:: WHAT THE TASK ASKS ::
Pictures in the data below are not part of the copy; transcribe everything else exactly.

:: RECORDS SUPPLIED ::
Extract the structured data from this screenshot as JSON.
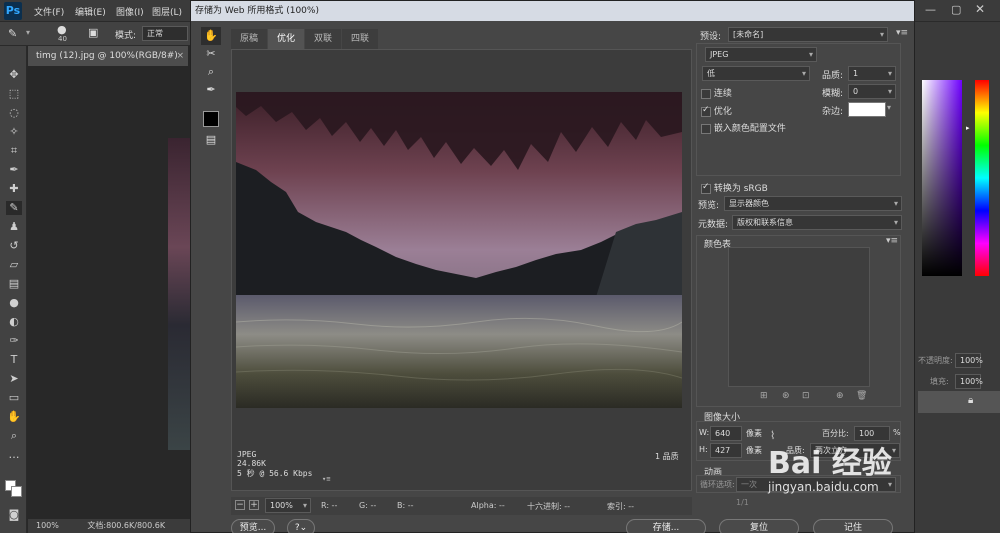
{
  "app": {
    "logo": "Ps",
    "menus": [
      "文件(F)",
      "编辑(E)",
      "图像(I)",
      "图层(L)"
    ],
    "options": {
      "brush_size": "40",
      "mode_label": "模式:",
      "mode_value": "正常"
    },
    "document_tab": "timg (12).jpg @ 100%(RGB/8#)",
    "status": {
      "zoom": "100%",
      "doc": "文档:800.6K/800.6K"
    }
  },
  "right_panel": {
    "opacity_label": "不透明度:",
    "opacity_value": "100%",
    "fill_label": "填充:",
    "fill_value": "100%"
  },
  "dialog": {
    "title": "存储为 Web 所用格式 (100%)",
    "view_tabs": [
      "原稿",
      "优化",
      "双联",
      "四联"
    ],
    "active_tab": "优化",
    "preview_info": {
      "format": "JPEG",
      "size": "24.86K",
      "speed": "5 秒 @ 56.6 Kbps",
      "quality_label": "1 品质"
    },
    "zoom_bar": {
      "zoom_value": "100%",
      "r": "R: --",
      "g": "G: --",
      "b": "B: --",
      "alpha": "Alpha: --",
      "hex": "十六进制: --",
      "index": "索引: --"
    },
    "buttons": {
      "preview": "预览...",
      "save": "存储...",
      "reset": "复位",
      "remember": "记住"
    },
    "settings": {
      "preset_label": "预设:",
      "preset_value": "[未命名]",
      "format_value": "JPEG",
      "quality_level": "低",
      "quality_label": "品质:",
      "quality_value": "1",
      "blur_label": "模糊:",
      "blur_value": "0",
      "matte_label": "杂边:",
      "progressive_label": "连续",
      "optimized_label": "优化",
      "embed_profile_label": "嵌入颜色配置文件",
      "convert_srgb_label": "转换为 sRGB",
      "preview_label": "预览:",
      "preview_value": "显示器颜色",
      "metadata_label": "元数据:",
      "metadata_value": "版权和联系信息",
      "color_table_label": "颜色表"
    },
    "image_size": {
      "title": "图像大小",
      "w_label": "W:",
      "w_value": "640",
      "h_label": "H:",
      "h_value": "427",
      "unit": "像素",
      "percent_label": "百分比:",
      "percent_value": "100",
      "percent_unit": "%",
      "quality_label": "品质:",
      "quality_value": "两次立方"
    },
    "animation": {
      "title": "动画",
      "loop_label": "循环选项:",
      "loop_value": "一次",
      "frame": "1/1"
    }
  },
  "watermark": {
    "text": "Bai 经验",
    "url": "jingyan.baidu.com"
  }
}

:: EXPECTED OUTPUT ::
Extract the structured data from this screenshot as JSON.
{
  "app": {
    "logo": "Ps",
    "menus": [
      "文件(F)",
      "编辑(E)",
      "图像(I)",
      "图层(L)"
    ],
    "options": {
      "brush_size": "40",
      "mode_label": "模式:",
      "mode_value": "正常"
    },
    "document_tab": "timg (12).jpg @ 100%(RGB/8#)",
    "status": {
      "zoom": "100%",
      "doc": "文档:800.6K/800.6K"
    }
  },
  "right_panel": {
    "opacity_label": "不透明度:",
    "opacity_value": "100%",
    "fill_label": "填充:",
    "fill_value": "100%"
  },
  "dialog": {
    "title": "存储为 Web 所用格式 (100%)",
    "view_tabs": [
      "原稿",
      "优化",
      "双联",
      "四联"
    ],
    "active_tab": "优化",
    "preview_info": {
      "format": "JPEG",
      "size": "24.86K",
      "speed": "5 秒 @ 56.6 Kbps",
      "quality_label": "1 品质"
    },
    "zoom_bar": {
      "zoom_value": "100%",
      "r": "R: --",
      "g": "G: --",
      "b": "B: --",
      "alpha": "Alpha: --",
      "hex": "十六进制: --",
      "index": "索引: --"
    },
    "buttons": {
      "preview": "预览...",
      "save": "存储...",
      "reset": "复位",
      "remember": "记住"
    },
    "settings": {
      "preset_label": "预设:",
      "preset_value": "[未命名]",
      "format_value": "JPEG",
      "quality_level": "低",
      "quality_label": "品质:",
      "quality_value": "1",
      "blur_label": "模糊:",
      "blur_value": "0",
      "matte_label": "杂边:",
      "progressive_label": "连续",
      "optimized_label": "优化",
      "embed_profile_label": "嵌入颜色配置文件",
      "convert_srgb_label": "转换为 sRGB",
      "preview_label": "预览:",
      "preview_value": "显示器颜色",
      "metadata_label": "元数据:",
      "metadata_value": "版权和联系信息",
      "color_table_label": "颜色表"
    },
    "image_size": {
      "title": "图像大小",
      "w_label": "W:",
      "w_value": "640",
      "h_label": "H:",
      "h_value": "427",
      "unit": "像素",
      "percent_label": "百分比:",
      "percent_value": "100",
      "percent_unit": "%",
      "quality_label": "品质:",
      "quality_value": "两次立方"
    },
    "animation": {
      "title": "动画",
      "loop_label": "循环选项:",
      "loop_value": "一次",
      "frame": "1/1"
    }
  },
  "watermark": {
    "text": "Bai 经验",
    "url": "jingyan.baidu.com"
  }
}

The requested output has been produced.